■ **CHECK YOUR UNDERSTANDING**:
A) Please repeat the Fading Gigolo review between "What Shows Will" and "actually become interesting.", inclusive, switching "silly" to "absurd".
B) Carry on writing the Fading Gigolo review from its last sentence.

Then he comes home early, and sees Margherita having sex with Costanza. He might be more chuffed that she’s cheating on him with their couple’s counselor than the fact that she’s cheating on him. That leads him to go back to his father and agree to meet with clients in order to keep the business afloat.

Fading Gigolo
Photo: Prime Video

What Shows Will It Remind You Of? American Gigolo crossed with Hung. The series is also based on the French series Alphonse. There is a 2013 film called Fading Gigolo, which was written and directed by its star, John Turturro, but we’re not sure if that influenced this series at all.

Our Take: Fading Gigolo (Original Title: Gigolò per caso), created and written by Daniela Delle Foglie and Tommaso Renzoni, mostly deals in the silly, choosing physical gags and recurring wordplay gags over character and plot most of the time. Those moments aren’t always successful, because they can be over the top. It’s only when the show examines Alfonso and his relationships with the people in his life does the show actually become interesting.

A sight gag where Alfonso’s boss twists his arm in front of a client is an example of an over-the-top physical moment that doesn’t land. Is it supposed to show just how violent his seemingly-meek boss can be? Not sure. There is also another gag where, during his counseling session with Costanza, the therapist lingers on a first syllable, prompting Alfonso to finish her thought, but he finishes with a different word than she was thinking of. It’s mildly funny the first time, not so much when it’s done for the third time in 90 seconds.

What we wanted to find out more about is just what caused the rift between Alfonso and Giacomo. Was it just the fact that his father was always out having sex with various women, with seemingly no explanation why, after Alfonso’s mother died? Or was there more to it than that? We’ll likely see more of that as the season goes along, but a but more background in the first episode would have been welcomed.

Page segmentation data
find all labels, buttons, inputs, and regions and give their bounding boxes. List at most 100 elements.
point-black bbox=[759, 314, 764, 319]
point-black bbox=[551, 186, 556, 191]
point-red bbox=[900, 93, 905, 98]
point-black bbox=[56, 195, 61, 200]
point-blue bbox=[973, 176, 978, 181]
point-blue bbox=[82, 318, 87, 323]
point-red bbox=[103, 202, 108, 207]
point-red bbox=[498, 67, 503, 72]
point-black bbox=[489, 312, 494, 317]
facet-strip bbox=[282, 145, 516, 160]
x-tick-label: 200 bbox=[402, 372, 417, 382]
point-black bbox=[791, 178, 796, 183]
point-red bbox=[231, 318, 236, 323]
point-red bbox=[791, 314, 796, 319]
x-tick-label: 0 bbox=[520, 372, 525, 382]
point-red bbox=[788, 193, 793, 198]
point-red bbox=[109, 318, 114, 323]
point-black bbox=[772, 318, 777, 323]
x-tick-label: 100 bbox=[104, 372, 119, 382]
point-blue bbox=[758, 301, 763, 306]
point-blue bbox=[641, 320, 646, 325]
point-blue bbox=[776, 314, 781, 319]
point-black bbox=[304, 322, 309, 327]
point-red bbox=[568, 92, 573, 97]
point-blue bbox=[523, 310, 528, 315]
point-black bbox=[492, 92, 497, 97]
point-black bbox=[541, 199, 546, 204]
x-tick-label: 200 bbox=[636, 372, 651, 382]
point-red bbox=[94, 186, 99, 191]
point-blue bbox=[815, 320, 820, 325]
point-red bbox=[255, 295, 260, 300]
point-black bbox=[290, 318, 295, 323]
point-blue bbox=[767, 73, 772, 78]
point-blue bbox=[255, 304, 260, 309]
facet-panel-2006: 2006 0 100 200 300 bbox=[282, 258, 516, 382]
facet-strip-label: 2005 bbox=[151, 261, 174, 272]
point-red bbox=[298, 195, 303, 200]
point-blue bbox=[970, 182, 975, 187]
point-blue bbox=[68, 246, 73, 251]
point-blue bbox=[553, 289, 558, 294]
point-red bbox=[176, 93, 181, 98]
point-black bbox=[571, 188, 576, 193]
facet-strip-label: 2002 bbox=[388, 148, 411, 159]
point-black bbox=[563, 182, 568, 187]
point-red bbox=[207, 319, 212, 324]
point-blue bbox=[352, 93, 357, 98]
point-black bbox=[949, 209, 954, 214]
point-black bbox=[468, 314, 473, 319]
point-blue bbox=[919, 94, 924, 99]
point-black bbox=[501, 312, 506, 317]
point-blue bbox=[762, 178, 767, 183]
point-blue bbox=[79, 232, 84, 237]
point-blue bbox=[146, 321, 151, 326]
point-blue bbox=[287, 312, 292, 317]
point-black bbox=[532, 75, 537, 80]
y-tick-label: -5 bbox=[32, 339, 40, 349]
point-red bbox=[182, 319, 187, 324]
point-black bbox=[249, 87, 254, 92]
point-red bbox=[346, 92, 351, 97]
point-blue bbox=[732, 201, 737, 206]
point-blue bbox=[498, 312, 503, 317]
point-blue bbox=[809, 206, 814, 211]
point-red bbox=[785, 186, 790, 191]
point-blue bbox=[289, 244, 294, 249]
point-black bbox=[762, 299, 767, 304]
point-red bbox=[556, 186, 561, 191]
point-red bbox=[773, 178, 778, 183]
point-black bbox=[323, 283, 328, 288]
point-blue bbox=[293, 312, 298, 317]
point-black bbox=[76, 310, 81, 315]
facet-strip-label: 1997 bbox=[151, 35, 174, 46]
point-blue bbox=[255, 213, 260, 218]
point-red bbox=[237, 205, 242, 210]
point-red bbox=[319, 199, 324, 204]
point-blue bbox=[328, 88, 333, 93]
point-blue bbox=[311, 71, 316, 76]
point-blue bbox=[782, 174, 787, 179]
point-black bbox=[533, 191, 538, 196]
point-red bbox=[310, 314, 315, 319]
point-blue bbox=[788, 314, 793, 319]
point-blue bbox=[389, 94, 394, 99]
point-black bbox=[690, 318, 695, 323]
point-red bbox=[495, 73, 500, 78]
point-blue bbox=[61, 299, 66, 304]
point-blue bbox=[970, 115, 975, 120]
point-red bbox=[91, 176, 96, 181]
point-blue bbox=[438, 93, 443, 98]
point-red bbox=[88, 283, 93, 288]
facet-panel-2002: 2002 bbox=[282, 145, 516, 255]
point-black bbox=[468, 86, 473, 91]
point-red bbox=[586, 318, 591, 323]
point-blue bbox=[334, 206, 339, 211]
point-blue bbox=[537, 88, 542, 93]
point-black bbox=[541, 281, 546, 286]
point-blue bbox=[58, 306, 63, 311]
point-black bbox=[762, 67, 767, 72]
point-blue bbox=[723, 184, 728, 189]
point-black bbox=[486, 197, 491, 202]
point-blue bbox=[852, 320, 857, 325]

■ **PER-TASK ANSWERS**:
A)
What Shows Will It Remind You Of? American Gigolo crossed with Hung. The series is also based on the French series Alphonse. There is a 2013 film called Fading Gigolo, which was written and directed by its star, John Turturro, but we’re not sure if that influenced this series at all.

Our Take: Fading Gigolo (Original Title: Gigolò per caso), created and written by Daniela Delle Foglie and Tommaso Renzoni, mostly deals in the absurd, choosing physical gags and recurring wordplay gags over character and plot most of the time. Those moments aren’t always successful, because they can be over the top. It’s only when the show examines Alfonso and his relationships with the people in his life does the show actually become interesting.

B)
The meat of this series (so to speak) is going to be seeing Alfonso transform into a modern kind of gigolo, one that might be more sensitive and sincere than his father was to the women who used to pay Giacomo for his sexual prowess. As we saw with the actress that Alfonso barely escaped from, his father’s clients aren’t exactly shrinking violets, and that assertiveness may play into the fact that Alfonso thinks of himself as a feminism ally.

But it’ll also be the yang to the yin of Alfonso’s gentle nature, and we’re curious to see how much of that will change, especially in the face of the revelation that his wife and his marriage counselor were bumping uglies, perhaps even while they were in her care.

Sex and Skin: Any sex we see is under covers. We see some bare butts in a locker room as Alfonso talks to his friend Luigi (Frank Matano), who just happens to be a priest.

Parting Shot: In the same bed as Giacomo, Alfonso wonders aloud if he has siblings that his father has never told him about. Giacomo tells him to piss off, and Alfonso pulls the covers over his head.

Sleeper Star: We’ve got our eye on Asia Argento as Costanza, simply because we’re not sure we’ve ever seen her actually act before. In this part of the world, she’s mostly known as the romantic partner of Anthony Bourdain shortly before his death.

Most Pilot-y Line: While sleeping in his dad’s bed, Alfonso dreams of Margherita and Costanza standing and staring at him as if they were the twins from The Shining, an overplayed gag that makes little sense here.

Our Call: STREAM IT. What we hope is that as Fading Gigolo goes along, the wacky gags and physical bits will fade and the funny moments will come from Alfonso’s newfound career as well as his relationship with his father, which were the best parts of the first episode.

Joel Keller (@joelkeller) writes about food, entertainment, parenting and tech, but he doesn’t kid himself: he’s a TV junkie. His writing has appeared in the New York Times, Slate, Salon, RollingStone.com, VanityFair.com, Fast Company and elsewhere.